Task prompt.
Starting at the line that contains "Parse this screenshot: output", transcribe every remaining line of the entries exactly, including the last one.

(Rows from a dataset)
────

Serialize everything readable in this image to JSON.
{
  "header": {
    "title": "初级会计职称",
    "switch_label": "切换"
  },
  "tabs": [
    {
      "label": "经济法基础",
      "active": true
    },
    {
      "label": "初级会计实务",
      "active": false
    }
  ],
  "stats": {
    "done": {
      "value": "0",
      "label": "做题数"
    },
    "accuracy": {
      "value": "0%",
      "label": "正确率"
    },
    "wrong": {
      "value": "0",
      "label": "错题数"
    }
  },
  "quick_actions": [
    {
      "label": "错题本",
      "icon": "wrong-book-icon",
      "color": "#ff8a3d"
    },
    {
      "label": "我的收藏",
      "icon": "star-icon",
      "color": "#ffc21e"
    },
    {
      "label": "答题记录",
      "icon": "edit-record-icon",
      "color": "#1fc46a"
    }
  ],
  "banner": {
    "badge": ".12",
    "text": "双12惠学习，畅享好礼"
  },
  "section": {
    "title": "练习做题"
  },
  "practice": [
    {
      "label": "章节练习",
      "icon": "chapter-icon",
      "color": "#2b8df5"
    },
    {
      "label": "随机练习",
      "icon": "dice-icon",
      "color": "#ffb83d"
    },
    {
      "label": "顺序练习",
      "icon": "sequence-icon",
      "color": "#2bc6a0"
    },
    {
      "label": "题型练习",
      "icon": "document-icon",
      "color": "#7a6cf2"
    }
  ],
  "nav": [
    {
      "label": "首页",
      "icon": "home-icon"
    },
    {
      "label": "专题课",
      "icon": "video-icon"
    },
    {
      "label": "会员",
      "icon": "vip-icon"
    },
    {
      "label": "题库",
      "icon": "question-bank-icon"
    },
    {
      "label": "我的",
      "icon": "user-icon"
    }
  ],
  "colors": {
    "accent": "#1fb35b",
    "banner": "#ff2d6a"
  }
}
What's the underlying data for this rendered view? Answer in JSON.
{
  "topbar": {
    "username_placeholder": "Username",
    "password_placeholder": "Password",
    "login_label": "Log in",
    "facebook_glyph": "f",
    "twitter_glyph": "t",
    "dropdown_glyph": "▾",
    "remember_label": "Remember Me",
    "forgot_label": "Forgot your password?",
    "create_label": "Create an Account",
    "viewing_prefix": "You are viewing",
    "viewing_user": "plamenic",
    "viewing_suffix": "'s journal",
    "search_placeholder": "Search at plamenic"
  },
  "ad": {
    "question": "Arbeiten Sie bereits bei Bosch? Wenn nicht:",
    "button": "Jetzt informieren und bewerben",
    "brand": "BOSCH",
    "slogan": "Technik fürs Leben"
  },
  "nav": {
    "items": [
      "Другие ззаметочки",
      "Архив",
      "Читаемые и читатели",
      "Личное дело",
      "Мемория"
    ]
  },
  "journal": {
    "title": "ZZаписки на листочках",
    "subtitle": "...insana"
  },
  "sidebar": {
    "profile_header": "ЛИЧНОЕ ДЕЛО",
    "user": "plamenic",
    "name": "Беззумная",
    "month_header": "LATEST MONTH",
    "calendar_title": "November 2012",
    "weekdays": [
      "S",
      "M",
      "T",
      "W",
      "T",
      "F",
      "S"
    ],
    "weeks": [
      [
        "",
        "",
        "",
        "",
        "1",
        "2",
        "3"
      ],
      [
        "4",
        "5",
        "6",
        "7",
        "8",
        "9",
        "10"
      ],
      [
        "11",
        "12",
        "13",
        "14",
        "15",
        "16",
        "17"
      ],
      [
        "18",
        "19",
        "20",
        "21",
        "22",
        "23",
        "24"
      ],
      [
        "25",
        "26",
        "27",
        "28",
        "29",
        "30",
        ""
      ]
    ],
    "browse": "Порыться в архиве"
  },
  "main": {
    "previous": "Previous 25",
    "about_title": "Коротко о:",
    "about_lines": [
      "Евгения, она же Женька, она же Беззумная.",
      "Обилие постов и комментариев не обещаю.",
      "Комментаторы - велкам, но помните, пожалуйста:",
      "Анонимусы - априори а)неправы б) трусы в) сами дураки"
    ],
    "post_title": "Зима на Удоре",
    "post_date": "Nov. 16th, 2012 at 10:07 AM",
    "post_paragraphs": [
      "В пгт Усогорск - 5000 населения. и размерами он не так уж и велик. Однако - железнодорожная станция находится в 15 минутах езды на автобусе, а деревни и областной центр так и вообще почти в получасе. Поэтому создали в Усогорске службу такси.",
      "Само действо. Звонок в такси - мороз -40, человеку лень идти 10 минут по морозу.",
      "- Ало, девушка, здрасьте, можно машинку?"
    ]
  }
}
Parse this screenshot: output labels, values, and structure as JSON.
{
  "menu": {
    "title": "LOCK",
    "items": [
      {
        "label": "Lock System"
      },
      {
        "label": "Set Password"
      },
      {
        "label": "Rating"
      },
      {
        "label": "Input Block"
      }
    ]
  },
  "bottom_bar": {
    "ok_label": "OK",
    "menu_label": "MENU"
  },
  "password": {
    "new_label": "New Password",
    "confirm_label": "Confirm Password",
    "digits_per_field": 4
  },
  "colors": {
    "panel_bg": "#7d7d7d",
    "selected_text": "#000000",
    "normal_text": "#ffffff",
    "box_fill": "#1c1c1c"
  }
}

────

Solution to this problem.
Parse this screenshot: output labels, values, and structure as JSON.
{
  "menu": {
    "title": "LOCK",
    "items": [
      {
        "label": "Lock System"
      },
      {
        "label": "Set Password"
      },
      {
        "label": "Rating"
      },
      {
        "label": "Input Block"
      }
    ]
  },
  "bottom_bar": {
    "ok_label": "OK",
    "menu_label": "MENU"
  },
  "password": {
    "new_label": "New Password",
    "confirm_label": "Confirm Password",
    "digits_per_field": 4
  },
  "colors": {
    "panel_bg": "#7d7d7d",
    "selected_text": "#000000",
    "normal_text": "#ffffff",
    "box_fill": "#1c1c1c"
  }
}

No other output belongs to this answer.